**Objective**
Show every line where "times" occurs.

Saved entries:
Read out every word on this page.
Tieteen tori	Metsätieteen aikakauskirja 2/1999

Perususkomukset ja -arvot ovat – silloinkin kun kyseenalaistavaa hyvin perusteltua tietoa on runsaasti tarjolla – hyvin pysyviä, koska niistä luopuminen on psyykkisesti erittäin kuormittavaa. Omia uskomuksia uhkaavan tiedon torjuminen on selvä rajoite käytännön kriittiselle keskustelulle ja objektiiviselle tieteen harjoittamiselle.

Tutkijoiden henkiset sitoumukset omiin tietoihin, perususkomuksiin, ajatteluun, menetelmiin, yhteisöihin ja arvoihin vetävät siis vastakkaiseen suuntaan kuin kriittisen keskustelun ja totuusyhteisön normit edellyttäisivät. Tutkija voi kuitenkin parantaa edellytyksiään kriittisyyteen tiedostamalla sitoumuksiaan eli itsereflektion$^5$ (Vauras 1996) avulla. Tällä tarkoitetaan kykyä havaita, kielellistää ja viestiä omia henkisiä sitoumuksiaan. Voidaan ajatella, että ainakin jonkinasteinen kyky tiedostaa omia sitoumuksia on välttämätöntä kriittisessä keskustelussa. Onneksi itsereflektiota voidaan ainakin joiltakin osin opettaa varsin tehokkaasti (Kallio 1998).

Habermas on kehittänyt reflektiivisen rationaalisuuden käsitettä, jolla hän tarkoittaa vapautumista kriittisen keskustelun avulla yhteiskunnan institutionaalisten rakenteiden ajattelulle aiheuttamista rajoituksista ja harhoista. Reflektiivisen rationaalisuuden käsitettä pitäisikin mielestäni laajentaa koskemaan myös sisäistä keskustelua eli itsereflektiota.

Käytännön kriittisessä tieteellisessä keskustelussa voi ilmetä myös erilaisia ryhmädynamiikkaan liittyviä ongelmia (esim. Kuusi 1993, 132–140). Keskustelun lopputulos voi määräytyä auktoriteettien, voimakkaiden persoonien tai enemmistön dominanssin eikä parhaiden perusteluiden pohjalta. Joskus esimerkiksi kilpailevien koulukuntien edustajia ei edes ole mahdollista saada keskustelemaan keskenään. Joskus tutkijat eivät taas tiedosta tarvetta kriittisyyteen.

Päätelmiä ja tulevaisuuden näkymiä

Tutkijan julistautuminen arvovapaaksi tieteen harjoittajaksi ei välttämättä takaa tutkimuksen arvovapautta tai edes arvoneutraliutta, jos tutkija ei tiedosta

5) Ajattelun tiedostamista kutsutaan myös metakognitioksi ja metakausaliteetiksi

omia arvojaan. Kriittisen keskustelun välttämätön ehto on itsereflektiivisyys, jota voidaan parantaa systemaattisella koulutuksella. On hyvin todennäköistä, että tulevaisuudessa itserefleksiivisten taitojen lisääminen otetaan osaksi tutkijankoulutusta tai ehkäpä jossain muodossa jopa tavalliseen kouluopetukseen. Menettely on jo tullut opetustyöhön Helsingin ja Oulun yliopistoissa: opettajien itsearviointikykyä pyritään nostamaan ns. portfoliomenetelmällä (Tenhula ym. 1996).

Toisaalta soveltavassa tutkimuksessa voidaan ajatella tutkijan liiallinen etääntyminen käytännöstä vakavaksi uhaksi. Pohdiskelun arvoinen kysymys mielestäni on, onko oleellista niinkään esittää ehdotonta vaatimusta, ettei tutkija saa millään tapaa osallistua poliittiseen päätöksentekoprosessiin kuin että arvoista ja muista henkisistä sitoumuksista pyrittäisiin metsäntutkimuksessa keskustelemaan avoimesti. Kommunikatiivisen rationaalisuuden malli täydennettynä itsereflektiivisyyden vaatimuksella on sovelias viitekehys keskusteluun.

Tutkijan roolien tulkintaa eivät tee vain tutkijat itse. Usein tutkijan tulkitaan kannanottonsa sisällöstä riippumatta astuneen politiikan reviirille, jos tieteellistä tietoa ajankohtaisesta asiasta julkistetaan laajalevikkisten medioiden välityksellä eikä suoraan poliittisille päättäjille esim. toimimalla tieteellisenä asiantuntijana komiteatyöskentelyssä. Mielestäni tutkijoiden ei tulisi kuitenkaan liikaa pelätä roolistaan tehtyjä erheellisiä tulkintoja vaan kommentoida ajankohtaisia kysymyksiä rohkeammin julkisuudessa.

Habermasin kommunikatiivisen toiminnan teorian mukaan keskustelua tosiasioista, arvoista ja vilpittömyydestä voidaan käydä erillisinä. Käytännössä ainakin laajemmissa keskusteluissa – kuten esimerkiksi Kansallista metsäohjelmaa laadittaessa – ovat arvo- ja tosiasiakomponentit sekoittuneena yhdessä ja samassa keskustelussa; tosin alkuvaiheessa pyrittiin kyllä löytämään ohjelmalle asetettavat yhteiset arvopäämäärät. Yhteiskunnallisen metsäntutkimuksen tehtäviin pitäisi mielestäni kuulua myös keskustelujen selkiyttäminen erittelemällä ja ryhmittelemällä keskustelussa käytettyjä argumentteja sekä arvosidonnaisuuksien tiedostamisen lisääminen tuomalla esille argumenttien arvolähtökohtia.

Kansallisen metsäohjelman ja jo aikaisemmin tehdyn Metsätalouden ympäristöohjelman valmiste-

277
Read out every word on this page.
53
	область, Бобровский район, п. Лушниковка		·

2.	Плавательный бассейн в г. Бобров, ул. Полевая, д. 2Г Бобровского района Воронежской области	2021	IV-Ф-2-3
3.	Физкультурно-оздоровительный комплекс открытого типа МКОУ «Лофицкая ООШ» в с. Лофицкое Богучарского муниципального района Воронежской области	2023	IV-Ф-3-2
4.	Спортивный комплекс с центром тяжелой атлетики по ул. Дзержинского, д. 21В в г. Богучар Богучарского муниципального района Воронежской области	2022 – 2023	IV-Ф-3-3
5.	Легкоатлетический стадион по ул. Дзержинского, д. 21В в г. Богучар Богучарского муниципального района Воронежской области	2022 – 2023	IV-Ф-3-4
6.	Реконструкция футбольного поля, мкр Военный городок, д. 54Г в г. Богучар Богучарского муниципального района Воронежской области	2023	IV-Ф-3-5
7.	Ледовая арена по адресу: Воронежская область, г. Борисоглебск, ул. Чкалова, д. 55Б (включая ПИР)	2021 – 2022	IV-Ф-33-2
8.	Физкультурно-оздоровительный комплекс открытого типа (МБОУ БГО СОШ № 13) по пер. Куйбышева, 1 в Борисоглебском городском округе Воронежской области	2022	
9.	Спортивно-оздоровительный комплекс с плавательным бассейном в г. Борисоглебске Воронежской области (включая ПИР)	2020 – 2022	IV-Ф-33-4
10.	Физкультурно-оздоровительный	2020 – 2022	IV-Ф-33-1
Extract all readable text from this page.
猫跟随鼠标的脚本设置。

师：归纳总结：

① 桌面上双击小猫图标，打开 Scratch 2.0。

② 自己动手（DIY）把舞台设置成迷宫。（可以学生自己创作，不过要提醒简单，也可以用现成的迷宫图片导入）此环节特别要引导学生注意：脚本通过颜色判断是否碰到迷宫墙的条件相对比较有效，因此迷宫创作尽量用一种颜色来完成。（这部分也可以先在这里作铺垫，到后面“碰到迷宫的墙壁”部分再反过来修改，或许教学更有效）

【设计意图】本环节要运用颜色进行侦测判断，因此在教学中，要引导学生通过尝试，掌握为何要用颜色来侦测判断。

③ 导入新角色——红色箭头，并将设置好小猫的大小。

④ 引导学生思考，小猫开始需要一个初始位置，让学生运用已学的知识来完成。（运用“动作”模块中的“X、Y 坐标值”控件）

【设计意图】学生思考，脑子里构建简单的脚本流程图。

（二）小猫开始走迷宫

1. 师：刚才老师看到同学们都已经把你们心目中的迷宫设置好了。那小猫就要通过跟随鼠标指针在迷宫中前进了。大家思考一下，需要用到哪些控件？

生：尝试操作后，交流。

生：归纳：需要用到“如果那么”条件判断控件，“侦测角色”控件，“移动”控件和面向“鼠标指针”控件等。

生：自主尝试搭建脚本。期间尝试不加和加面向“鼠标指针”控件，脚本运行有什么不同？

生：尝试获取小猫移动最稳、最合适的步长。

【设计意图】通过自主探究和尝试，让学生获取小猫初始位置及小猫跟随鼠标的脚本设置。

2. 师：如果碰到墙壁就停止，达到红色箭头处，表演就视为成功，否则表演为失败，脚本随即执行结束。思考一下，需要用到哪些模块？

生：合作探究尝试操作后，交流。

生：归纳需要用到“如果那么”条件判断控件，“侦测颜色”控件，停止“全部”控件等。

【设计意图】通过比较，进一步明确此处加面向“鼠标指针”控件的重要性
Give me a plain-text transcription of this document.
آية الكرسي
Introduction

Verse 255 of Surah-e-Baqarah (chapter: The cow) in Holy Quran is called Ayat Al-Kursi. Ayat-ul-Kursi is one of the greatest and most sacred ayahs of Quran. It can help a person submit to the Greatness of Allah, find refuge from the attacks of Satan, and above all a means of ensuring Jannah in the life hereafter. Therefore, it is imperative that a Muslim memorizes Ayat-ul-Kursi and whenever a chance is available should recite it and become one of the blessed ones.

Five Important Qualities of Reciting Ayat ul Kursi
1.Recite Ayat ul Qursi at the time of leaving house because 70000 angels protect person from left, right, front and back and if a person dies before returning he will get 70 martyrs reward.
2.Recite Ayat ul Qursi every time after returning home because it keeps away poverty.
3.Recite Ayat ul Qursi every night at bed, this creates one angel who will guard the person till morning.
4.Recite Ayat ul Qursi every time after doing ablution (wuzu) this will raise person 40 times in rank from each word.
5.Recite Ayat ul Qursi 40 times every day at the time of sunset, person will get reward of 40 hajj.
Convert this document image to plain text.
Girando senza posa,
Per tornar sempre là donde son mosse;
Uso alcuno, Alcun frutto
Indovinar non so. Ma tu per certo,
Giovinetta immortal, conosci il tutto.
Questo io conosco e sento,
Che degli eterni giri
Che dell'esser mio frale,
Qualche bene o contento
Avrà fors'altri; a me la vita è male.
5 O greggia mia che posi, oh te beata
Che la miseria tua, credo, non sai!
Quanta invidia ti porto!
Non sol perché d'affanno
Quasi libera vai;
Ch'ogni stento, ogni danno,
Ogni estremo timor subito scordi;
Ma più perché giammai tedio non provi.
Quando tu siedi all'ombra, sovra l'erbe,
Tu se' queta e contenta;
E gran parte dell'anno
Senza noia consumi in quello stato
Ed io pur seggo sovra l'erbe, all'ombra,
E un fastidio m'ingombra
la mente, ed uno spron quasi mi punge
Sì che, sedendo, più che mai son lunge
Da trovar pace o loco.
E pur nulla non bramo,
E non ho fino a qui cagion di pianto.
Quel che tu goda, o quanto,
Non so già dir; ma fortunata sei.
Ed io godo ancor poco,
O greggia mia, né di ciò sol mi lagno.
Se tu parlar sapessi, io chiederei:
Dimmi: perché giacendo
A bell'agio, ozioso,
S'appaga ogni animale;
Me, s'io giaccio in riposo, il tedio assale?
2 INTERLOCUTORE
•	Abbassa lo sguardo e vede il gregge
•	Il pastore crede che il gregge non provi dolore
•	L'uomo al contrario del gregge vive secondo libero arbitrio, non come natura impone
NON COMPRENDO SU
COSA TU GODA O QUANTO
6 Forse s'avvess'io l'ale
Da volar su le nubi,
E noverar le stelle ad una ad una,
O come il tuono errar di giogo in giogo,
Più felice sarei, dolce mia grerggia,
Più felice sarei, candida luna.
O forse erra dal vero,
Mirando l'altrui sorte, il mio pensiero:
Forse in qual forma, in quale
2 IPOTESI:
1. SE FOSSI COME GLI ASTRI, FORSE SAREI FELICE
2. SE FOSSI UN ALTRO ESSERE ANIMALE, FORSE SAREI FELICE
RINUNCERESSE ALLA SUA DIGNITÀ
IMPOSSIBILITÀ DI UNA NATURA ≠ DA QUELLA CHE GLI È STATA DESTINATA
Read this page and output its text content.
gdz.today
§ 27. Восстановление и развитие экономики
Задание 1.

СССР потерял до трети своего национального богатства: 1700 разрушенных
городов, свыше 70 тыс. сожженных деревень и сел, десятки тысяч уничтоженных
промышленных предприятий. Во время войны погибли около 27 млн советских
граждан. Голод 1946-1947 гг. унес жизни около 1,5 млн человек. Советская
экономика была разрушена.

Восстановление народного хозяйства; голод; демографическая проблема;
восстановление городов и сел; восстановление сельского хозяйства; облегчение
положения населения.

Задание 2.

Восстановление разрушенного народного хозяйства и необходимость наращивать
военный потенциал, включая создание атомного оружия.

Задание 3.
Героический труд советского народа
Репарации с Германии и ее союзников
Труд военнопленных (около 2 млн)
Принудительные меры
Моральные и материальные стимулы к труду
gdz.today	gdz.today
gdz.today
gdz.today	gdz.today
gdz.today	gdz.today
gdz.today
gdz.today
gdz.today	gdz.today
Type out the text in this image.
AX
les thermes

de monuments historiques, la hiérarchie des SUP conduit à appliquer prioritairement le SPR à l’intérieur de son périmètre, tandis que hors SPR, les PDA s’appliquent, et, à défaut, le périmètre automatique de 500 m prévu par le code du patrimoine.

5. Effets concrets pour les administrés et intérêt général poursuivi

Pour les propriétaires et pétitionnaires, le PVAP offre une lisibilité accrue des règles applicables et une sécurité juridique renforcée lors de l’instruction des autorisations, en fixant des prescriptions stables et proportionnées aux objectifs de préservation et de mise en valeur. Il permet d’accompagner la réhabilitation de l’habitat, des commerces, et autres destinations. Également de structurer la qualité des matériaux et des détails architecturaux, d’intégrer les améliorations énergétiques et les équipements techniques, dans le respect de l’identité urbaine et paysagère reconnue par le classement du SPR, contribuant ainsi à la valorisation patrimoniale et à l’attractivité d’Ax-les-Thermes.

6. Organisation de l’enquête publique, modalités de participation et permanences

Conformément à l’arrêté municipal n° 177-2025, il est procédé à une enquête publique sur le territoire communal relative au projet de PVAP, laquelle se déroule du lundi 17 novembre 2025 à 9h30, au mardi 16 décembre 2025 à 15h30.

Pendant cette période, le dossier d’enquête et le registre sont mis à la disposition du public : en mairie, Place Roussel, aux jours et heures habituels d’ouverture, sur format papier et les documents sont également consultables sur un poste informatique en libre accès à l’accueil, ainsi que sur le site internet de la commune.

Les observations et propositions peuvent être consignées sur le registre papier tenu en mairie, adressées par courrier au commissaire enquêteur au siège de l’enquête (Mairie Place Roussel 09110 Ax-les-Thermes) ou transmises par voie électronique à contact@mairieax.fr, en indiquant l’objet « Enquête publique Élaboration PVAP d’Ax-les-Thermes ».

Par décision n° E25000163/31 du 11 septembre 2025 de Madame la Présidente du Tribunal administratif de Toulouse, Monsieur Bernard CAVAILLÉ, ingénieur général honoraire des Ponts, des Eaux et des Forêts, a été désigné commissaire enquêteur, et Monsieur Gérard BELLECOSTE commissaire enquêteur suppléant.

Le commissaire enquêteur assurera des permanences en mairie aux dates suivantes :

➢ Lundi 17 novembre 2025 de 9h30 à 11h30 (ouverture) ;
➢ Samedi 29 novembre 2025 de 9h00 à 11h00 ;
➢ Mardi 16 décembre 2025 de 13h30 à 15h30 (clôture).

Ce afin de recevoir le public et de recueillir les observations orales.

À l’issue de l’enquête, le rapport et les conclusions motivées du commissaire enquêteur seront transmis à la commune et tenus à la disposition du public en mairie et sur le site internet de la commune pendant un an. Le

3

**Exercise result**
4.Recite Ayat ul Qursi every time after doing ablution (wuzu) this will raise person 40 times in rank from each word.
5.Recite Ayat ul Qursi 40 times every day at the time of sunset, person will get reward of 40 hajj.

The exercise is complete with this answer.